**Set exercise:**
Rewrite all of the data below, replacing "glue-hatch" with "glue-flap" everywhere and keeping everything else the same. Omit the pictures from your answer.

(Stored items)
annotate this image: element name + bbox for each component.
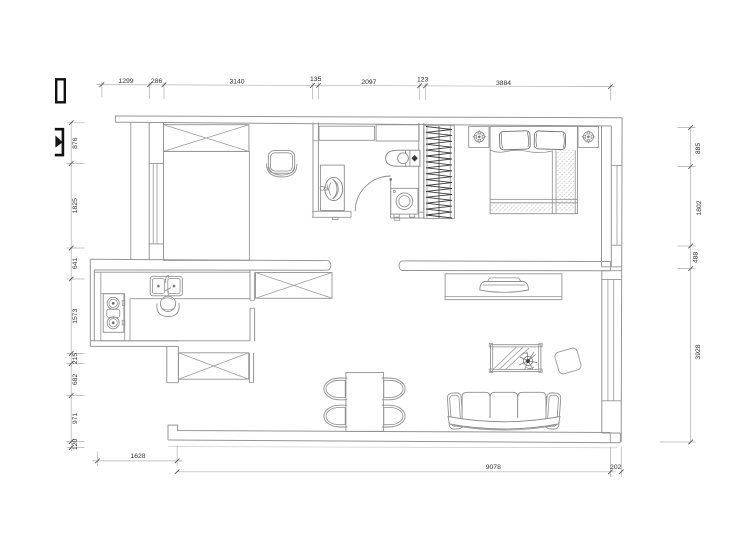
svg-text:1573: 1573 [72,308,79,323]
svg-text:876: 876 [72,137,79,149]
svg-text:1825: 1825 [72,198,79,213]
svg-text:488: 488 [693,252,700,264]
svg-text:3928: 3928 [695,344,702,359]
svg-text:215: 215 [72,353,79,365]
svg-text:1628: 1628 [130,453,145,460]
svg-text:286: 286 [151,78,163,85]
svg-text:123: 123 [417,76,429,83]
svg-text:971: 971 [72,413,79,425]
svg-text:1802: 1802 [696,200,703,215]
svg-text:202: 202 [610,464,622,471]
svg-text:682: 682 [72,374,79,386]
svg-text:9078: 9078 [486,464,501,471]
svg-text:2097: 2097 [361,79,376,86]
svg-text:885: 885 [695,143,702,155]
svg-text:1299: 1299 [118,78,133,85]
svg-text:135: 135 [310,76,322,83]
svg-text:120: 120 [72,439,79,451]
svg-text:641: 641 [72,258,79,270]
svg-text:3140: 3140 [229,78,244,85]
svg-text:3884: 3884 [496,80,511,87]
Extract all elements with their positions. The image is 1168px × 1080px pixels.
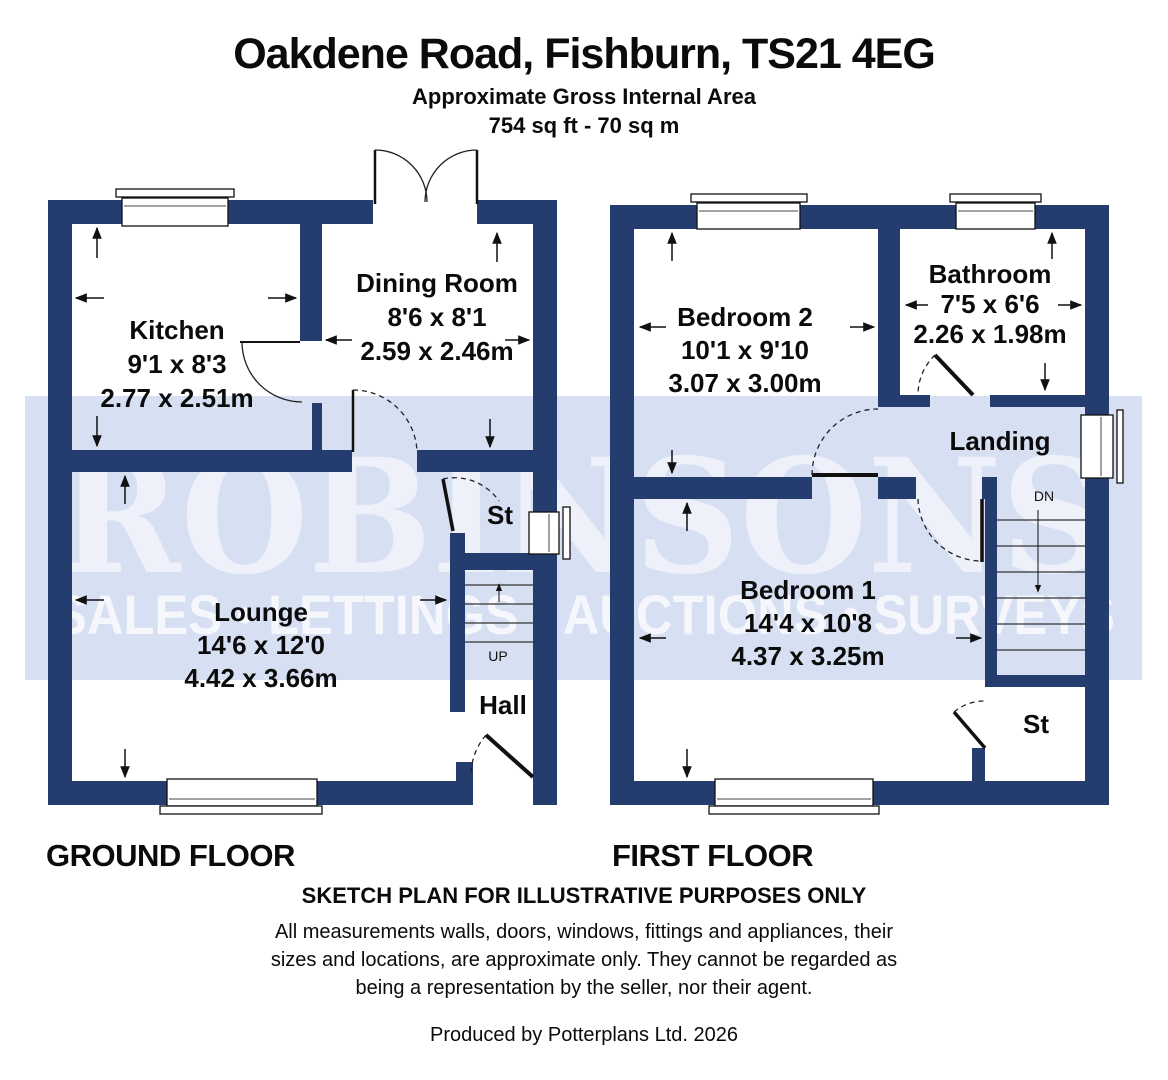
first-floor-store-door	[954, 701, 985, 748]
ground-floor-stairs	[465, 584, 533, 642]
dining-room-door	[353, 390, 417, 452]
stairs-down-label: DN	[1034, 488, 1054, 504]
disclaimer-line-3: being a representation by the seller, no…	[0, 974, 1168, 1002]
bedroom1-label: Bedroom 1	[740, 575, 876, 605]
bathroom-label: Bathroom	[929, 259, 1052, 289]
ground-floor-plan: Kitchen 9'1 x 8'3 2.77 x 2.51m Dining Ro…	[48, 150, 570, 814]
lounge-imperial: 14'6 x 12'0	[197, 630, 325, 660]
bedroom2-imperial: 10'1 x 9'10	[681, 335, 809, 365]
bedroom1-metric: 4.37 x 3.25m	[731, 641, 884, 671]
first-floor-windows	[691, 194, 1123, 814]
bedroom2-label: Bedroom 2	[677, 302, 813, 332]
bathroom-window	[950, 194, 1041, 229]
first-floor-doors	[812, 355, 985, 748]
bedroom1-door	[918, 499, 982, 562]
hall-label: Hall	[479, 690, 527, 720]
bedroom2-window	[691, 194, 807, 229]
bedroom1-imperial: 14'4 x 10'8	[744, 608, 872, 638]
first-floor-title: FIRST FLOOR	[612, 838, 813, 874]
dining-room-metric: 2.59 x 2.46m	[360, 336, 513, 366]
bathroom-imperial: 7'5 x 6'6	[940, 289, 1039, 319]
disclaimer-text: All measurements walls, doors, windows, …	[0, 918, 1168, 1002]
produced-by-credit: Produced by Potterplans Ltd. 2026	[0, 1024, 1168, 1047]
bedroom1-window	[709, 779, 879, 814]
floorplan-page: Oakdene Road, Fishburn, TS21 4EG Approxi…	[0, 0, 1168, 1080]
kitchen-window	[116, 189, 234, 226]
kitchen-label: Kitchen	[129, 315, 224, 345]
bedroom2-door	[812, 409, 878, 475]
landing-window	[1081, 410, 1123, 483]
lounge-label: Lounge	[214, 597, 308, 627]
stairs-up-label: UP	[488, 648, 507, 664]
first-floor-plan: Bedroom 2 10'1 x 9'10 3.07 x 3.00m Bathr…	[610, 194, 1123, 814]
front-door	[471, 735, 533, 777]
disclaimer-line-1: All measurements walls, doors, windows, …	[0, 918, 1168, 946]
first-floor-stairs	[997, 510, 1085, 650]
store-window	[529, 507, 570, 559]
lounge-window	[160, 779, 322, 814]
area-subtitle: Approximate Gross Internal Area	[0, 84, 1168, 110]
dining-room-imperial: 8'6 x 8'1	[387, 302, 486, 332]
french-doors	[375, 150, 477, 204]
ground-floor-title: GROUND FLOOR	[46, 838, 295, 874]
bathroom-door	[918, 355, 973, 395]
first-floor-store-label: St	[1023, 709, 1049, 739]
store-label: St	[487, 500, 513, 530]
disclaimer-line-2: sizes and locations, are approximate onl…	[0, 946, 1168, 974]
kitchen-metric: 2.77 x 2.51m	[100, 383, 253, 413]
area-value: 754 sq ft - 70 sq m	[0, 113, 1168, 139]
lounge-metric: 4.42 x 3.66m	[184, 663, 337, 693]
dining-room-label: Dining Room	[356, 268, 518, 298]
kitchen-imperial: 9'1 x 8'3	[127, 349, 226, 379]
bathroom-metric: 2.26 x 1.98m	[913, 319, 1066, 349]
page-title: Oakdene Road, Fishburn, TS21 4EG	[0, 30, 1168, 79]
bedroom2-metric: 3.07 x 3.00m	[668, 368, 821, 398]
landing-label: Landing	[949, 426, 1050, 456]
sketch-plan-note: SKETCH PLAN FOR ILLUSTRATIVE PURPOSES ON…	[0, 883, 1168, 909]
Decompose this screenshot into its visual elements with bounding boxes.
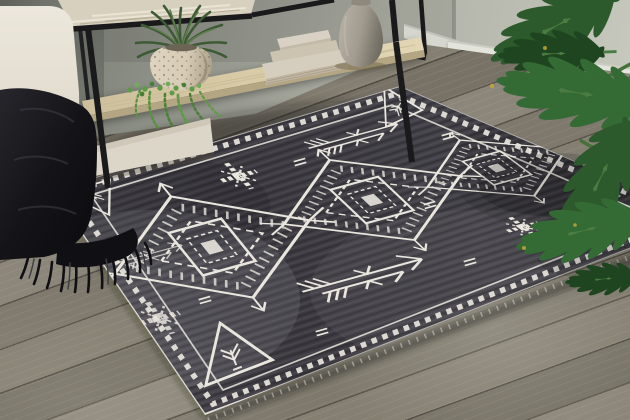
product-photo-scene	[0, 0, 630, 420]
philodendron-plant	[0, 0, 630, 420]
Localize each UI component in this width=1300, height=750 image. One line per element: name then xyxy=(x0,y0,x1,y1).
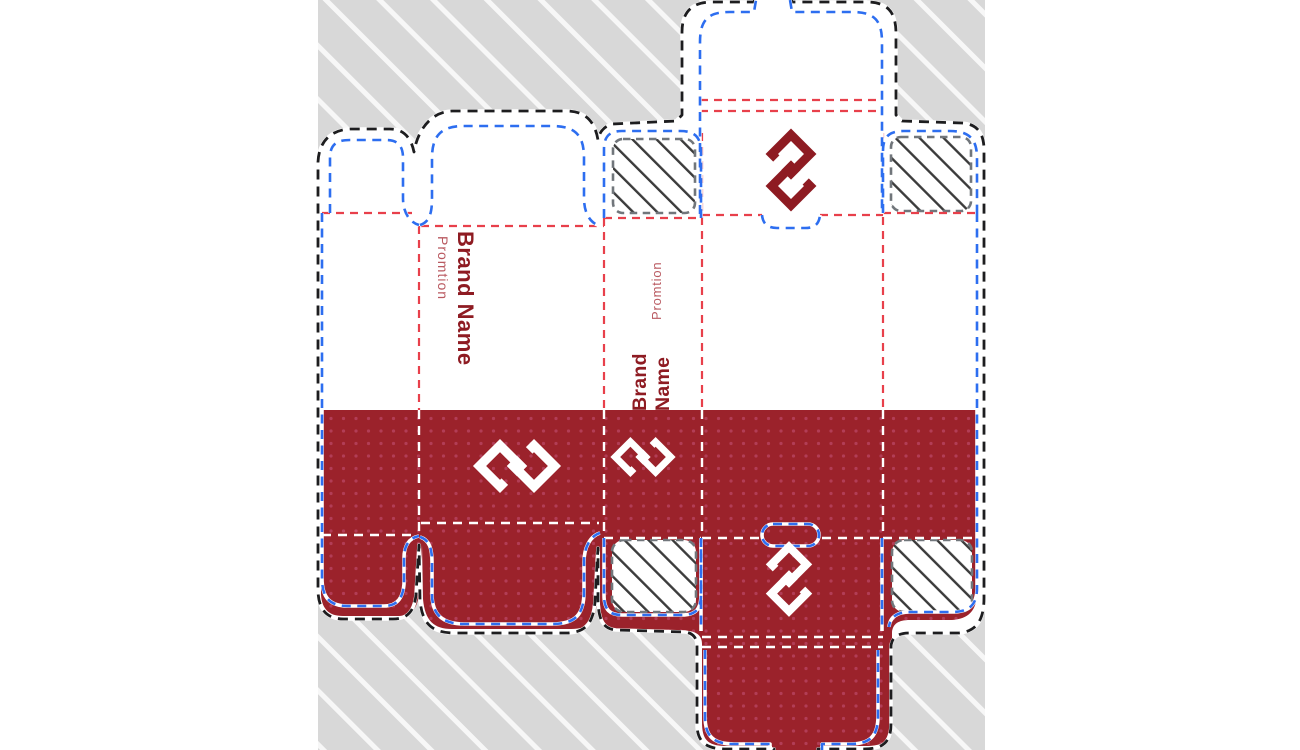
side-brand-word1-text: Brand xyxy=(629,353,651,411)
dieline-svg: Brand Name Promtion Brand Name Promtion xyxy=(0,0,1300,750)
side-promotion-text: Promtion xyxy=(649,262,664,320)
glue-hatch-bottom-left xyxy=(612,540,696,612)
side-brand-word2-text: Name xyxy=(652,357,674,411)
glue-hatch-bottom-right xyxy=(892,540,972,612)
glue-hatch-top-right xyxy=(891,137,971,211)
front-brand-name-text: Brand Name xyxy=(453,231,478,366)
front-promotion-text: Promtion xyxy=(435,236,451,300)
design-canvas: Brand Name Promtion Brand Name Promtion xyxy=(0,0,1300,750)
glue-hatch-top-left xyxy=(613,139,695,213)
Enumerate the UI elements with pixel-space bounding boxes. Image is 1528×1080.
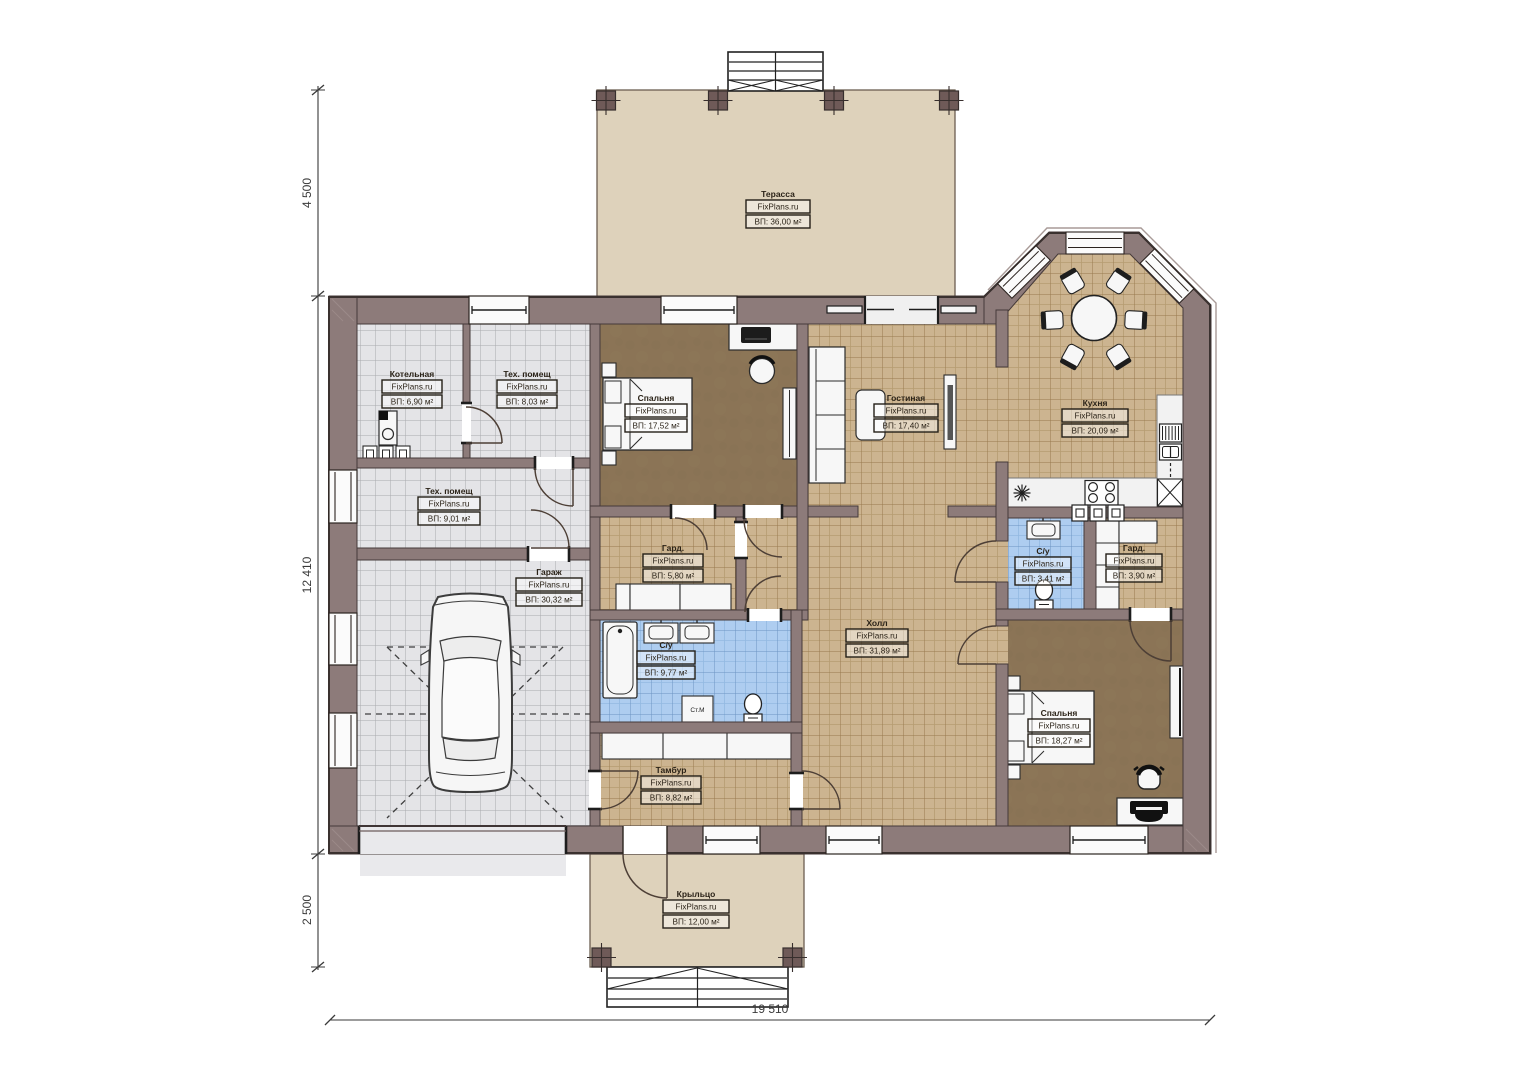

**Response:**
annotate this image: element name + bbox for each component.
svg-text:1573: 1573 [72,308,79,323]
svg-text:876: 876 [72,137,79,149]
svg-text:1825: 1825 [72,198,79,213]
svg-text:488: 488 [693,252,700,264]
svg-text:3928: 3928 [695,344,702,359]
svg-text:215: 215 [72,353,79,365]
svg-text:1628: 1628 [130,453,145,460]
svg-text:286: 286 [151,78,163,85]
svg-text:123: 123 [417,76,429,83]
svg-text:971: 971 [72,413,79,425]
svg-text:1802: 1802 [696,200,703,215]
svg-text:202: 202 [610,464,622,471]
svg-text:682: 682 [72,374,79,386]
svg-text:9078: 9078 [486,464,501,471]
svg-text:2097: 2097 [361,79,376,86]
svg-text:885: 885 [695,143,702,155]
svg-text:1299: 1299 [118,78,133,85]
svg-text:135: 135 [310,76,322,83]
svg-text:120: 120 [72,439,79,451]
svg-text:641: 641 [72,258,79,270]
svg-text:3140: 3140 [229,78,244,85]
svg-text:3884: 3884 [496,80,511,87]
Extract all elements with their positions. The image is 1168px × 1080px pixels.
first-floor-store-door	[954, 701, 985, 748]
ground-floor-stairs	[465, 584, 533, 642]
dining-room-door	[353, 390, 417, 452]
stairs-down-label: DN	[1034, 488, 1054, 504]
disclaimer-line-3: being a representation by the seller, no…	[0, 974, 1168, 1002]
bedroom1-label: Bedroom 1	[740, 575, 876, 605]
bathroom-label: Bathroom	[929, 259, 1052, 289]
ground-floor-plan: Kitchen 9'1 x 8'3 2.77 x 2.51m Dining Ro…	[48, 150, 570, 814]
lounge-imperial: 14'6 x 12'0	[197, 630, 325, 660]
bedroom2-imperial: 10'1 x 9'10	[681, 335, 809, 365]
bedroom1-metric: 4.37 x 3.25m	[731, 641, 884, 671]
first-floor-windows	[691, 194, 1123, 814]
bedroom2-label: Bedroom 2	[677, 302, 813, 332]
bathroom-window	[950, 194, 1041, 229]
first-floor-doors	[812, 355, 985, 748]
bedroom1-door	[918, 499, 982, 562]
hall-label: Hall	[479, 690, 527, 720]
bedroom2-window	[691, 194, 807, 229]
bedroom1-imperial: 14'4 x 10'8	[744, 608, 872, 638]
first-floor-title: FIRST FLOOR	[612, 838, 813, 874]
dining-room-metric: 2.59 x 2.46m	[360, 336, 513, 366]
bathroom-imperial: 7'5 x 6'6	[940, 289, 1039, 319]
disclaimer-text: All measurements walls, doors, windows, …	[0, 918, 1168, 1002]
produced-by-credit: Produced by Potterplans Ltd. 2026	[0, 1024, 1168, 1047]
bedroom1-window	[709, 779, 879, 814]
floorplan-page: Oakdene Road, Fishburn, TS21 4EG Approxi…	[0, 0, 1168, 1080]
kitchen-window	[116, 189, 234, 226]
kitchen-label: Kitchen	[129, 315, 224, 345]
bedroom2-door	[812, 409, 878, 475]
landing-window	[1081, 410, 1123, 483]
lounge-label: Lounge	[214, 597, 308, 627]
stairs-up-label: UP	[488, 648, 507, 664]
first-floor-plan: Bedroom 2 10'1 x 9'10 3.07 x 3.00m Bathr…	[610, 194, 1123, 814]
front-door	[471, 735, 533, 777]
disclaimer-line-1: All measurements walls, doors, windows, …	[0, 918, 1168, 946]
first-floor-stairs	[997, 510, 1085, 650]
store-window	[529, 507, 570, 559]
lounge-window	[160, 779, 322, 814]
area-subtitle: Approximate Gross Internal Area	[0, 84, 1168, 110]
dining-room-imperial: 8'6 x 8'1	[387, 302, 486, 332]
french-doors	[375, 150, 477, 204]
ground-floor-title: GROUND FLOOR	[46, 838, 295, 874]
bathroom-door	[918, 355, 973, 395]
first-floor-store-label: St	[1023, 709, 1049, 739]
store-label: St	[487, 500, 513, 530]
disclaimer-line-2: sizes and locations, are approximate onl…	[0, 946, 1168, 974]
kitchen-metric: 2.77 x 2.51m	[100, 383, 253, 413]
area-value: 754 sq ft - 70 sq m	[0, 113, 1168, 139]
lounge-metric: 4.42 x 3.66m	[184, 663, 337, 693]
dining-room-label: Dining Room	[356, 268, 518, 298]
kitchen-imperial: 9'1 x 8'3	[127, 349, 226, 379]
bathroom-metric: 2.26 x 1.98m	[913, 319, 1066, 349]
page-title: Oakdene Road, Fishburn, TS21 4EG	[0, 30, 1168, 79]
bedroom2-metric: 3.07 x 3.00m	[668, 368, 821, 398]
landing-label: Landing	[949, 426, 1050, 456]
sketch-plan-note: SKETCH PLAN FOR ILLUSTRATIVE PURPOSES ON…	[0, 883, 1168, 909]
Decompose this screenshot into its visual elements with bounding boxes.
product-photo-scene	[0, 0, 630, 420]
philodendron-plant	[0, 0, 630, 420]
Localize each UI component in this width=1300, height=750 image. One line per element: name then xyxy=(x0,y0,x1,y1).
side-brand-word1-text: Brand xyxy=(629,353,651,411)
dieline-svg: Brand Name Promtion Brand Name Promtion xyxy=(0,0,1300,750)
side-promotion-text: Promtion xyxy=(649,262,664,320)
glue-flap-bottom-left xyxy=(612,540,696,612)
side-brand-word2-text: Name xyxy=(652,357,674,411)
glue-flap-bottom-right xyxy=(892,540,972,612)
glue-flap-top-right xyxy=(891,137,971,211)
front-brand-name-text: Brand Name xyxy=(453,231,478,366)
front-promotion-text: Promtion xyxy=(435,236,451,300)
design-canvas: Brand Name Promtion Brand Name Promtion xyxy=(0,0,1300,750)
glue-flap-top-left xyxy=(613,139,695,213)
Enumerate the UI elements with pixel-space bounding boxes. Image is 1528×1080.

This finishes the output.